- **Work to complete**
Copy every line of the records below that holds the word "City".

[Recorded data]
■ ■ ■ ■ ■ ■ ■

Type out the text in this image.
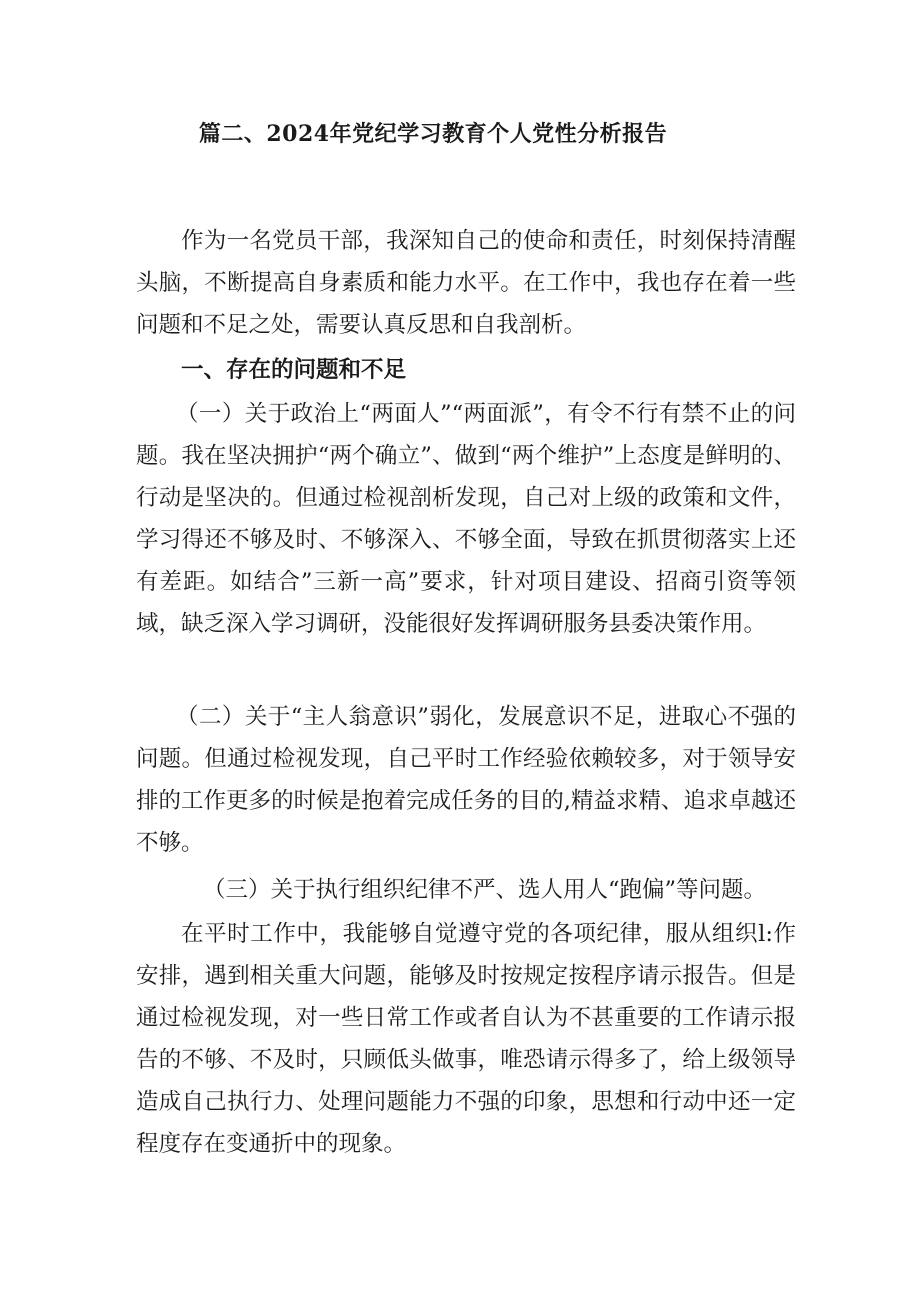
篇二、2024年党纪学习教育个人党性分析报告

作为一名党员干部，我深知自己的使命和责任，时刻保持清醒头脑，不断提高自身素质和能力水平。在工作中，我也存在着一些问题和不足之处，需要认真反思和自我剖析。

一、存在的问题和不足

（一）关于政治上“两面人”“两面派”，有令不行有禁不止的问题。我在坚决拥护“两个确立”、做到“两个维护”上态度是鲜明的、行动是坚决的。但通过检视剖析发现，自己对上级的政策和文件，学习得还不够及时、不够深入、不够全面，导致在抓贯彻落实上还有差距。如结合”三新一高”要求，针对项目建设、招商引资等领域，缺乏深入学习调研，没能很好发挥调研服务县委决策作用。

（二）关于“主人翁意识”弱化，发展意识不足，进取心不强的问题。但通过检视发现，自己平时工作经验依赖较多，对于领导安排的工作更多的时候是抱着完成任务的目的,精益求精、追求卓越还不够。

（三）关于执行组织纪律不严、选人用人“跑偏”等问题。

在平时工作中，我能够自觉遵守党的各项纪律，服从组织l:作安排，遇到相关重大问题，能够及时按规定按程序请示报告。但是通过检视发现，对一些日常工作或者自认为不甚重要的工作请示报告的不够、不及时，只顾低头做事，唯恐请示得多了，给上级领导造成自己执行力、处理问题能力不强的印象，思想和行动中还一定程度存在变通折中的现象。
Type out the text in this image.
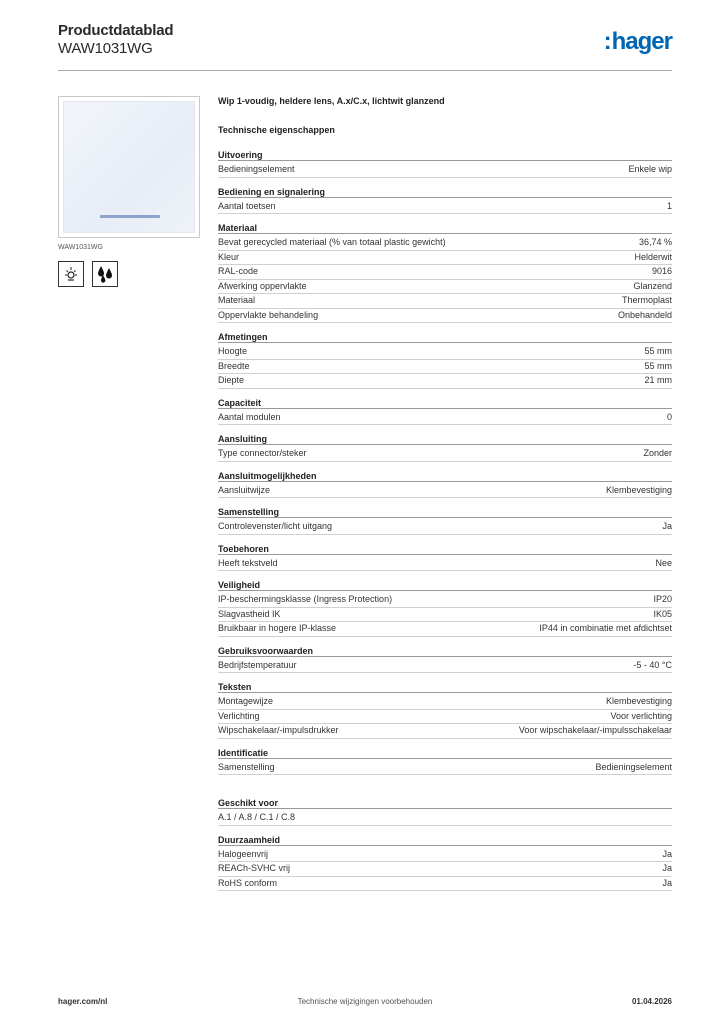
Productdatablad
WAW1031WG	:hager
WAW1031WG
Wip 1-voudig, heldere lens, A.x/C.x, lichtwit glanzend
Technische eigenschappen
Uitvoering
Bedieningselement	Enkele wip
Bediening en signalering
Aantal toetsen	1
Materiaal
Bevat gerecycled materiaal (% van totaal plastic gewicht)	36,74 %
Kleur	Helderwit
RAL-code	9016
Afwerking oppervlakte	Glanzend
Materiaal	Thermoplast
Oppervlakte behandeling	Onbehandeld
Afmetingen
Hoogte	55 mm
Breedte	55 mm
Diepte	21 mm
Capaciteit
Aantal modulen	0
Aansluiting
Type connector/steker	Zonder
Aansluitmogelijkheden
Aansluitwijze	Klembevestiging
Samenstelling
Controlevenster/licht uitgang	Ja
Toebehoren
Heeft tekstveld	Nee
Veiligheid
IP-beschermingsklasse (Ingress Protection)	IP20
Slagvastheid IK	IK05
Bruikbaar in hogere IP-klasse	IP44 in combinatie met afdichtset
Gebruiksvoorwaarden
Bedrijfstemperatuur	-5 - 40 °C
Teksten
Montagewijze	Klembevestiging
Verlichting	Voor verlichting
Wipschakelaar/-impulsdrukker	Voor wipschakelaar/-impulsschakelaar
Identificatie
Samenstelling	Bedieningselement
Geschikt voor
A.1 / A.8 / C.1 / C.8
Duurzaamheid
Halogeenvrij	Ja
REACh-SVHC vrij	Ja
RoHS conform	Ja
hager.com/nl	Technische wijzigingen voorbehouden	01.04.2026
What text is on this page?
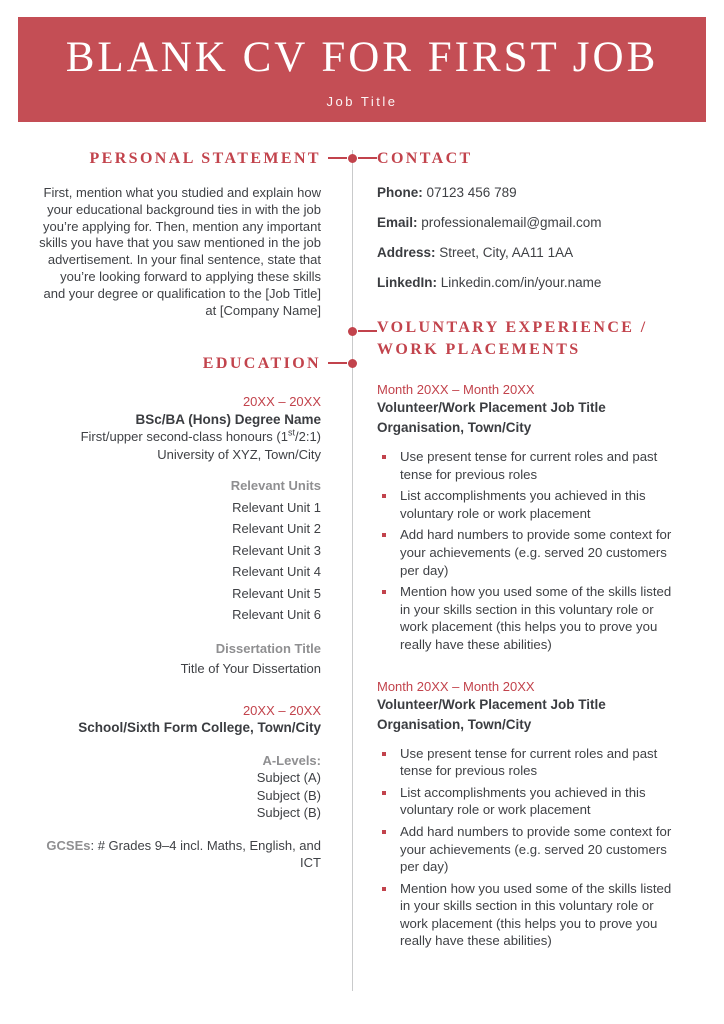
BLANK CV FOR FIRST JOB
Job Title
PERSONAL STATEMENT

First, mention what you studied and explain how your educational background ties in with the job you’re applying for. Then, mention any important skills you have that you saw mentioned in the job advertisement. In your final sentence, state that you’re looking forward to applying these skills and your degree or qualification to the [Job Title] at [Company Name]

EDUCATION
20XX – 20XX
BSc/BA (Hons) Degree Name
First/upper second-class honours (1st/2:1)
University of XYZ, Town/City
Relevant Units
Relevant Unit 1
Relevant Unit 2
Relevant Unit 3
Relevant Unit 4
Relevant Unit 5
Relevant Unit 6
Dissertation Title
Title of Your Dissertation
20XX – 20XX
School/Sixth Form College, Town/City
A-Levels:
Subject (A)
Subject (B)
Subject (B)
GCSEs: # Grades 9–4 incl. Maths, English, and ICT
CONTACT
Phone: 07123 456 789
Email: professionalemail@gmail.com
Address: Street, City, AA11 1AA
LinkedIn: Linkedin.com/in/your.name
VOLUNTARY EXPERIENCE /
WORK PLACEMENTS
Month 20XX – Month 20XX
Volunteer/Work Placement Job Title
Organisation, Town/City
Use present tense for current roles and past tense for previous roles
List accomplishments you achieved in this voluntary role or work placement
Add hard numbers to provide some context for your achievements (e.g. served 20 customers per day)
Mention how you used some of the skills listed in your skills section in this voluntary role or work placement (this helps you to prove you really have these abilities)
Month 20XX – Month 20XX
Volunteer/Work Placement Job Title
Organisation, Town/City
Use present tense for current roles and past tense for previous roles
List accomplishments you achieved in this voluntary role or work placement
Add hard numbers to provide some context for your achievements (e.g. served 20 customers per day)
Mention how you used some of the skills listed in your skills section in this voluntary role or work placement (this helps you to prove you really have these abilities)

■ ■ ■ ■ ■ ■ ■

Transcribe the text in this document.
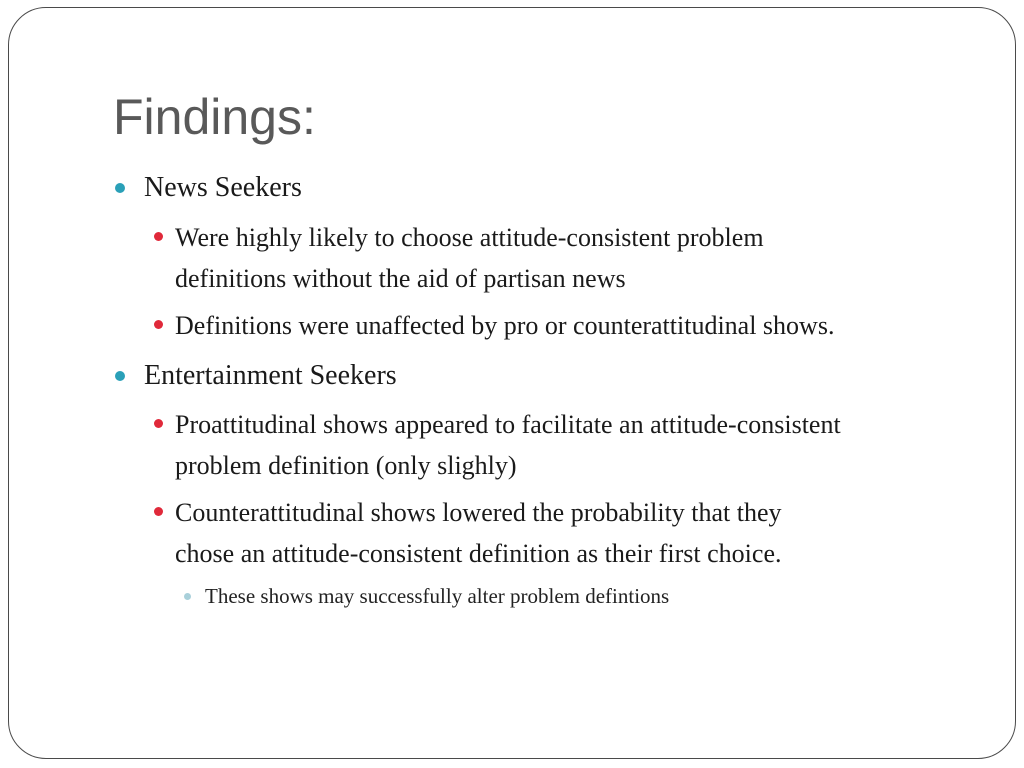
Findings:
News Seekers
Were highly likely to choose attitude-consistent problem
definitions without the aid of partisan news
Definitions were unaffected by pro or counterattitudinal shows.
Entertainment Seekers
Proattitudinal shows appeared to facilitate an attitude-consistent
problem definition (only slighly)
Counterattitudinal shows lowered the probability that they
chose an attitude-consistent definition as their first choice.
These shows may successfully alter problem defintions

■ ■ ■ ■ ■ ■ ■

- **Finished exercise**
University of XYZ, Town/City
School/Sixth Form College, Town/City
Address: Street, City, AA11 1AA
Organisation, Town/City
Organisation, Town/City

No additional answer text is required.